● **Input rows**
--- Begin ---

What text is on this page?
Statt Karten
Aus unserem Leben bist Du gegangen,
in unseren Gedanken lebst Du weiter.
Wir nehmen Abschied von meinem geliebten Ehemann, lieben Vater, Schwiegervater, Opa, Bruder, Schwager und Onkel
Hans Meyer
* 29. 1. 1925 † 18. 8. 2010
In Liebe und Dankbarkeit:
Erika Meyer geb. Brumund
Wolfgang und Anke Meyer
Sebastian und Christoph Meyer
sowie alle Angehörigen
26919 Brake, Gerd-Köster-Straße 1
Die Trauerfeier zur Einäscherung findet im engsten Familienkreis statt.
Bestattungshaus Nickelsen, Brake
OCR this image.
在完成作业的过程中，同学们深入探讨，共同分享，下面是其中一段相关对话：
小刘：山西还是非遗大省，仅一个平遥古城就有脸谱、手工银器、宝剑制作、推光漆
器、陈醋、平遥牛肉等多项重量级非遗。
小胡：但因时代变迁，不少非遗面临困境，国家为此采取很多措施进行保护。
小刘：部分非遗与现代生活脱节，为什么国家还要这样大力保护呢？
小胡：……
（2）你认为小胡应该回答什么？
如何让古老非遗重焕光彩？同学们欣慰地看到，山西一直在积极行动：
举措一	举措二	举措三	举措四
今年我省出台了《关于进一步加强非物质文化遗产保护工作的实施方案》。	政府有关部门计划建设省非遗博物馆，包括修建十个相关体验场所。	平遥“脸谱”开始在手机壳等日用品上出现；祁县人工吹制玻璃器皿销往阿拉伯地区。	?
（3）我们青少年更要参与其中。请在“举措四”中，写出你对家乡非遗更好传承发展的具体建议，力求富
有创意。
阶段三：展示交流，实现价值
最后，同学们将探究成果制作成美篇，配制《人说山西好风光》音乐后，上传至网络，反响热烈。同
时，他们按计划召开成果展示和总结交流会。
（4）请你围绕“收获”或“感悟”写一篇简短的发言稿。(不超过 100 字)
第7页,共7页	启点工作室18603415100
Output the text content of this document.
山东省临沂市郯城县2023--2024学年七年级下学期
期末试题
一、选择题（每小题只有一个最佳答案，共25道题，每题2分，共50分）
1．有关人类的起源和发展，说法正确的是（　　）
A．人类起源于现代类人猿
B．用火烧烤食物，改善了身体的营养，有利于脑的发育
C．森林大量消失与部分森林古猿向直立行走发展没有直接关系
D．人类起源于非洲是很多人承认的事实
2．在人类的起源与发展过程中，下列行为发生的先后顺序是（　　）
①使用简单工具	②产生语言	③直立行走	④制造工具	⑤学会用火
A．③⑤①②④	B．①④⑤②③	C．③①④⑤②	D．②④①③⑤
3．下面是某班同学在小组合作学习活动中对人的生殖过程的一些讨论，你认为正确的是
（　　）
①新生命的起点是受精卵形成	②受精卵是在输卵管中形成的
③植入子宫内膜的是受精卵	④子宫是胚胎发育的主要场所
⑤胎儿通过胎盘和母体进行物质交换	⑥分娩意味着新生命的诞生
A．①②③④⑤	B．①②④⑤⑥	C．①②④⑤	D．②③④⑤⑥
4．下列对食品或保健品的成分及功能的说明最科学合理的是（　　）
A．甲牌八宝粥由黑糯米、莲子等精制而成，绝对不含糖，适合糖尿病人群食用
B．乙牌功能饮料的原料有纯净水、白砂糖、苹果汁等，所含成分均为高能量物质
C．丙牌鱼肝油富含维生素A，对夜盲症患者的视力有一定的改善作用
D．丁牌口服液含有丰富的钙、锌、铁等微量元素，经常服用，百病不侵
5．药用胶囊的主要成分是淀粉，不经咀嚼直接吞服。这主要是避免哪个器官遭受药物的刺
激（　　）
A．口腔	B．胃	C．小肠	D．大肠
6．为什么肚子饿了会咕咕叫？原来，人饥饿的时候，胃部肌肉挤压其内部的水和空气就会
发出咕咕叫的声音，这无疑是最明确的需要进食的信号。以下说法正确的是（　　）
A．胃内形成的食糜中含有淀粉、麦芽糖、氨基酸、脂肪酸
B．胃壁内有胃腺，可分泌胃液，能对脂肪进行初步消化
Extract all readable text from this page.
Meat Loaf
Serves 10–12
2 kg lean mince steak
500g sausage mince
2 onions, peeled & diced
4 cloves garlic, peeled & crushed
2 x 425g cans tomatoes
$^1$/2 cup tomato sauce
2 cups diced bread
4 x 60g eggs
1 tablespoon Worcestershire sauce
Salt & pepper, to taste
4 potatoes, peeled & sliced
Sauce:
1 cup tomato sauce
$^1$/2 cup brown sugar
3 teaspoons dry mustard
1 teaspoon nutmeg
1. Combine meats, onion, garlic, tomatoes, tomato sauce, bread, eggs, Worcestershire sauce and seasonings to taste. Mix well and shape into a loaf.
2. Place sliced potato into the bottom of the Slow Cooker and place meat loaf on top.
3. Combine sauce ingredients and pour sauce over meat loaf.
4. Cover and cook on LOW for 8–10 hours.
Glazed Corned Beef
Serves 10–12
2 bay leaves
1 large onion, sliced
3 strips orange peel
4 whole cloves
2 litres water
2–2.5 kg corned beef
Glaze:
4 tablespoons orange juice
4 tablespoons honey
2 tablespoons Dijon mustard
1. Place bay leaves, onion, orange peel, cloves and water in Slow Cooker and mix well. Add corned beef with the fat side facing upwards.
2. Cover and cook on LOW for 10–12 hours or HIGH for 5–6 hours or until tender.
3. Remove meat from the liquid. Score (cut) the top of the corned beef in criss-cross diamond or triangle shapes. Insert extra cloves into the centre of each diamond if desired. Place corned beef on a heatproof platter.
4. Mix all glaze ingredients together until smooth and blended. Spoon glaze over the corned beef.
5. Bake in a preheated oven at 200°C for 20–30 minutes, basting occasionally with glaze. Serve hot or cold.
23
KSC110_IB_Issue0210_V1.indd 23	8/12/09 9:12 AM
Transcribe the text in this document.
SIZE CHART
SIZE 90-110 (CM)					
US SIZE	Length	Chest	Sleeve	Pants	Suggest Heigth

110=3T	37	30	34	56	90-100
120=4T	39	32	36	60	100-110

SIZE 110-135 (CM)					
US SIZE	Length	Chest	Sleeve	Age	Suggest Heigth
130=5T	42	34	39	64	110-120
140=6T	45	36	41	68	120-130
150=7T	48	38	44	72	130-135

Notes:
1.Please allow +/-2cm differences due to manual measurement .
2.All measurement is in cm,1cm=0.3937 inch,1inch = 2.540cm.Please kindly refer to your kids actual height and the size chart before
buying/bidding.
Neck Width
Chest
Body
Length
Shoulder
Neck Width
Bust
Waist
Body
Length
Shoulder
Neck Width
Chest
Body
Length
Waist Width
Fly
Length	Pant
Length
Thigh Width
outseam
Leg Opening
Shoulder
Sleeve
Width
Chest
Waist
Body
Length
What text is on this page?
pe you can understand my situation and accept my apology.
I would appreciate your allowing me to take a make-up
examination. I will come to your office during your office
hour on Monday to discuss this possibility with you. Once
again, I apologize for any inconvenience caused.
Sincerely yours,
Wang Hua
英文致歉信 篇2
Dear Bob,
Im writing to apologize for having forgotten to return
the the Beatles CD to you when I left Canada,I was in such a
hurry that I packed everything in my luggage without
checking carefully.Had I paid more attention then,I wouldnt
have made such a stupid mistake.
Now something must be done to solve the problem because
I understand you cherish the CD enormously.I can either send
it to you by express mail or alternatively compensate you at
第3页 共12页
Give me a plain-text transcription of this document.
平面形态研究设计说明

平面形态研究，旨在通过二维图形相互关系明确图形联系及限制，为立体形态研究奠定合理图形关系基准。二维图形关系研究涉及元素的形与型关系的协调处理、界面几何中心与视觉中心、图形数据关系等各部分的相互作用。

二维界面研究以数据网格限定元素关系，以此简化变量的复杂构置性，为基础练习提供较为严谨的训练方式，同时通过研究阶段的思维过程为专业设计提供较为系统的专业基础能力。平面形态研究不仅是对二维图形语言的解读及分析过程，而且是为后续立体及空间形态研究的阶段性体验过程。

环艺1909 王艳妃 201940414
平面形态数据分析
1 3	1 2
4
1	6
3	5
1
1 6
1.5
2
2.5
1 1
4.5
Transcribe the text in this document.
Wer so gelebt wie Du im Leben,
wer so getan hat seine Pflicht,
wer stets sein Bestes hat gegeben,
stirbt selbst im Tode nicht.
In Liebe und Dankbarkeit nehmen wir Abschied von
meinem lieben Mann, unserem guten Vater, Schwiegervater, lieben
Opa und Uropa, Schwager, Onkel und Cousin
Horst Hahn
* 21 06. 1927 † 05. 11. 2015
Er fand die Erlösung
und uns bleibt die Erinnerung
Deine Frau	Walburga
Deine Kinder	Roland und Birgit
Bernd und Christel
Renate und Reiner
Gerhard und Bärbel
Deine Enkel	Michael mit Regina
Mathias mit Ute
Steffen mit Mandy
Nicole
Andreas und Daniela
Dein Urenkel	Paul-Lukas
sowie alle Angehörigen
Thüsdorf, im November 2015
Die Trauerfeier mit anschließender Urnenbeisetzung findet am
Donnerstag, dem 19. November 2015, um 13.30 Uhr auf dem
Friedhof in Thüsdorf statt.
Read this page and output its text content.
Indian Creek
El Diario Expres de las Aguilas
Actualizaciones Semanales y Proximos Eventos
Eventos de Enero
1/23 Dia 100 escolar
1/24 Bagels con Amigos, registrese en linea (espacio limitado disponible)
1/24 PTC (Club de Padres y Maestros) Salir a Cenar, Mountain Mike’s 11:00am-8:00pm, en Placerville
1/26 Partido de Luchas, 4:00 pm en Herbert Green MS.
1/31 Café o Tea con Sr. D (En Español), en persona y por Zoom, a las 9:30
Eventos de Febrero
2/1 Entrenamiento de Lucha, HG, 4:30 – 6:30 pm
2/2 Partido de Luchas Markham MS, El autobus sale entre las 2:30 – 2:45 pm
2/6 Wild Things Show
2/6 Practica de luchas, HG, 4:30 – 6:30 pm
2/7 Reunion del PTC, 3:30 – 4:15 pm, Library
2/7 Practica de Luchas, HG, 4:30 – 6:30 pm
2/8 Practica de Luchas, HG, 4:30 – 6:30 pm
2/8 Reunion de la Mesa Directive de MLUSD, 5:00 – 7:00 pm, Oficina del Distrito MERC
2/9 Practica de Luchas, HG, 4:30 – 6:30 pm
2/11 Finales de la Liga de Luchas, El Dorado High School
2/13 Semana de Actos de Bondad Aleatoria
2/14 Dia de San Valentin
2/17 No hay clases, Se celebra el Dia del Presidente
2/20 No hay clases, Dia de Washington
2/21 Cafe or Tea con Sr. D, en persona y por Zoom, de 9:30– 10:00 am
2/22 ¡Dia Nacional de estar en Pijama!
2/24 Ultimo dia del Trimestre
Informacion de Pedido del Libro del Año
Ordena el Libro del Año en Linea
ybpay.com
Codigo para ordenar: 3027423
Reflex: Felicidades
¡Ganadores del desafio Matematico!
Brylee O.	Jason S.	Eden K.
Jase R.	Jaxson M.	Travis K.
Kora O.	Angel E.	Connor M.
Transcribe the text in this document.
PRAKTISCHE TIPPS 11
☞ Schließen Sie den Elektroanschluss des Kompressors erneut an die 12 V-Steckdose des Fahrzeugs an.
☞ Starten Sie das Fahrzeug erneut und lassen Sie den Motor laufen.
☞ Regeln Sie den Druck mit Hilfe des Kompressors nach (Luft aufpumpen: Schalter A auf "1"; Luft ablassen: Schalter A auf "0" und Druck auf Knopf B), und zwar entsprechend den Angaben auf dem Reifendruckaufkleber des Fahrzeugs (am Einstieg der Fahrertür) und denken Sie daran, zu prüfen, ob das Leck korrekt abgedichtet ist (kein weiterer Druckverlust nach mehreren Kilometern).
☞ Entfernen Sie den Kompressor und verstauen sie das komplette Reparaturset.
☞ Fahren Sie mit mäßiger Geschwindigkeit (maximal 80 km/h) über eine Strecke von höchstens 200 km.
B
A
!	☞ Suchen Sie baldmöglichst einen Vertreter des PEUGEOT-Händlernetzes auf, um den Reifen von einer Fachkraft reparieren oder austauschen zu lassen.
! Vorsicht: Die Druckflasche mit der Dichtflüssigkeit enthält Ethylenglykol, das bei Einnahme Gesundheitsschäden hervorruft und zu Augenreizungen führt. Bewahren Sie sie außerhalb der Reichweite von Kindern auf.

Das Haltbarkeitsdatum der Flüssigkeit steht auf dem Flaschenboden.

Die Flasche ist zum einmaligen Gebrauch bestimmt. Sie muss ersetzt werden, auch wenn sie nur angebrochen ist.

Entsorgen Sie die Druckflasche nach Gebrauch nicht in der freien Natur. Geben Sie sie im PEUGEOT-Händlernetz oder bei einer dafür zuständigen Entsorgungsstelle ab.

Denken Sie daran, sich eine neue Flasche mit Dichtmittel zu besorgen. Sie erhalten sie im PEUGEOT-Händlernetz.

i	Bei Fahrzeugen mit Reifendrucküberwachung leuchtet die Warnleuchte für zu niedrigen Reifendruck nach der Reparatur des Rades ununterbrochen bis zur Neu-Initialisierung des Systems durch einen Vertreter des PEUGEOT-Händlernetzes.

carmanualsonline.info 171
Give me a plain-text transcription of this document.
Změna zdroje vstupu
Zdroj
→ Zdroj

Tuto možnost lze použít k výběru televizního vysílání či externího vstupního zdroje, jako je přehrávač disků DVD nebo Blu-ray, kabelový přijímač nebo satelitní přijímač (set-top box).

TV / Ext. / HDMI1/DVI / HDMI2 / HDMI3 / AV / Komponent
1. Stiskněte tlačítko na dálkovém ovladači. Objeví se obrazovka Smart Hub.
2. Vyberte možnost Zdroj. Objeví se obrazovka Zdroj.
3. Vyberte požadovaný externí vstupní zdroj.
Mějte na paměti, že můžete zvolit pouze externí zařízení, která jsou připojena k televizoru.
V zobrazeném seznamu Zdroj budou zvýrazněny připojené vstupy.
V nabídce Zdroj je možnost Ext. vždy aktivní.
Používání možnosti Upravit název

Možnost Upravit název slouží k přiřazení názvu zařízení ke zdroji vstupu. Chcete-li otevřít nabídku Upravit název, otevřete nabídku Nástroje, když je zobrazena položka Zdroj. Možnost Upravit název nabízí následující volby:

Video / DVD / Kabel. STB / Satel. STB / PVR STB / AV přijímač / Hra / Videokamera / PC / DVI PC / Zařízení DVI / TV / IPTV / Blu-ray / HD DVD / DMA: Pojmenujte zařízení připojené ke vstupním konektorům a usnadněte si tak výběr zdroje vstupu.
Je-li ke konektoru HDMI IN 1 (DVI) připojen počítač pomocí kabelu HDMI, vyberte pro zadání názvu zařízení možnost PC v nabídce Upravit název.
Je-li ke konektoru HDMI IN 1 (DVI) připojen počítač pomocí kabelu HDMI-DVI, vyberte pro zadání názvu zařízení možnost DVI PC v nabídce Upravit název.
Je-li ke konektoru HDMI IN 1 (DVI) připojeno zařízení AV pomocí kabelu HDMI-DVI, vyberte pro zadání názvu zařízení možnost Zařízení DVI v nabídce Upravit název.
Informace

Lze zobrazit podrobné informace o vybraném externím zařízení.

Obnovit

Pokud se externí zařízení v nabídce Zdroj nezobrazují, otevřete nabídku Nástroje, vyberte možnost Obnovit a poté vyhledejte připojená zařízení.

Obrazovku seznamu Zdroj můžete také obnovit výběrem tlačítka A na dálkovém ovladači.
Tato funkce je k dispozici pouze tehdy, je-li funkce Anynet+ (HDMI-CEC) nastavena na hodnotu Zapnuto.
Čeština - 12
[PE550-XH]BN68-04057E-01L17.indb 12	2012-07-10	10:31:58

--- End ---

● **Problem to solve**
Where a line contains the string "Onkel", extract that line.

● **Response to the task**
Wir nehmen Abschied von meinem geliebten Ehemann, lieben Vater, Schwiegervater, Opa, Bruder, Schwager und Onkel
Opa und Uropa, Schwager, Onkel und Cousin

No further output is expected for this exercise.